— Start of Input records —

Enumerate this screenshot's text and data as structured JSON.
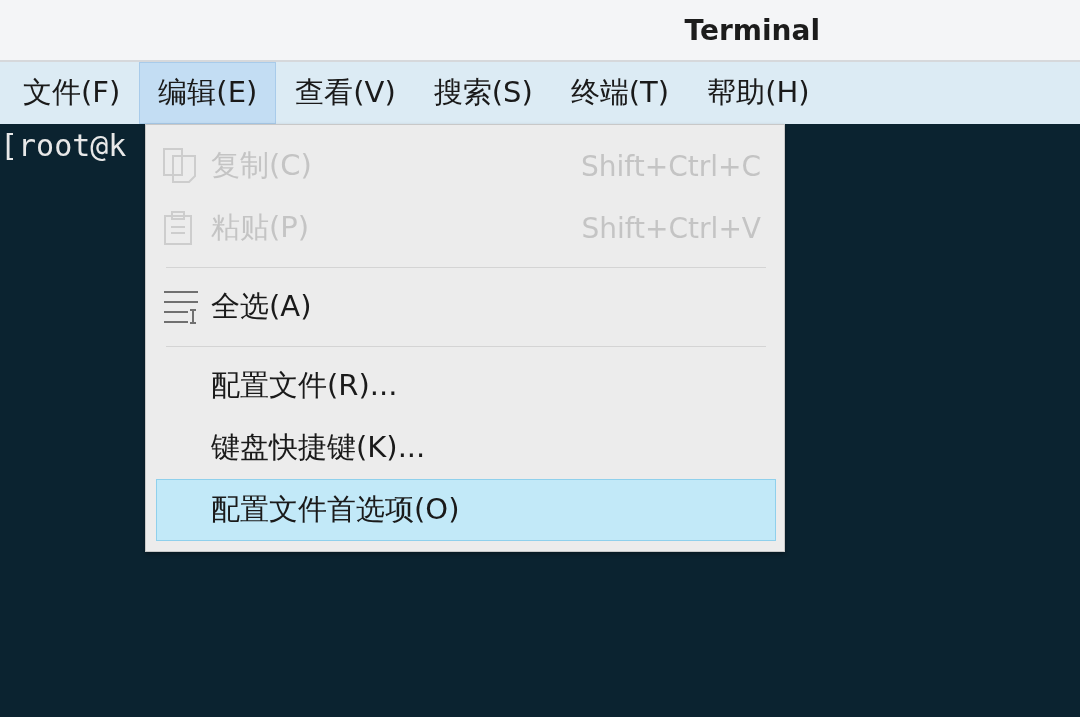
{
  "window": {
    "title": "Terminal"
  },
  "menubar": [
    {
      "label": "文件(F)",
      "selected": false
    },
    {
      "label": "编辑(E)",
      "selected": true
    },
    {
      "label": "查看(V)",
      "selected": false
    },
    {
      "label": "搜索(S)",
      "selected": false
    },
    {
      "label": "终端(T)",
      "selected": false
    },
    {
      "label": "帮助(H)",
      "selected": false
    }
  ],
  "terminal": {
    "line": "[root@k"
  },
  "edit_menu": [
    {
      "kind": "copy",
      "label": "复制(C)",
      "shortcut": "Shift+Ctrl+C",
      "disabled": true,
      "selected": false
    },
    {
      "kind": "paste",
      "label": "粘贴(P)",
      "shortcut": "Shift+Ctrl+V",
      "disabled": true,
      "selected": false
    },
    {
      "kind": "separator"
    },
    {
      "kind": "select-all",
      "label": "全选(A)",
      "disabled": false,
      "selected": false
    },
    {
      "kind": "separator"
    },
    {
      "kind": "item",
      "label": "配置文件(R)...",
      "disabled": false,
      "selected": false
    },
    {
      "kind": "item",
      "label": "键盘快捷键(K)...",
      "disabled": false,
      "selected": false
    },
    {
      "kind": "item",
      "label": "配置文件首选项(O)",
      "disabled": false,
      "selected": true
    }
  ]
}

— End of Input records —

Goal of the exercise. In the material above, show every line where the word "Shift" turns up.

Solution for this problem.
      "shortcut": "Shift+Ctrl+C",
      "shortcut": "Shift+Ctrl+V",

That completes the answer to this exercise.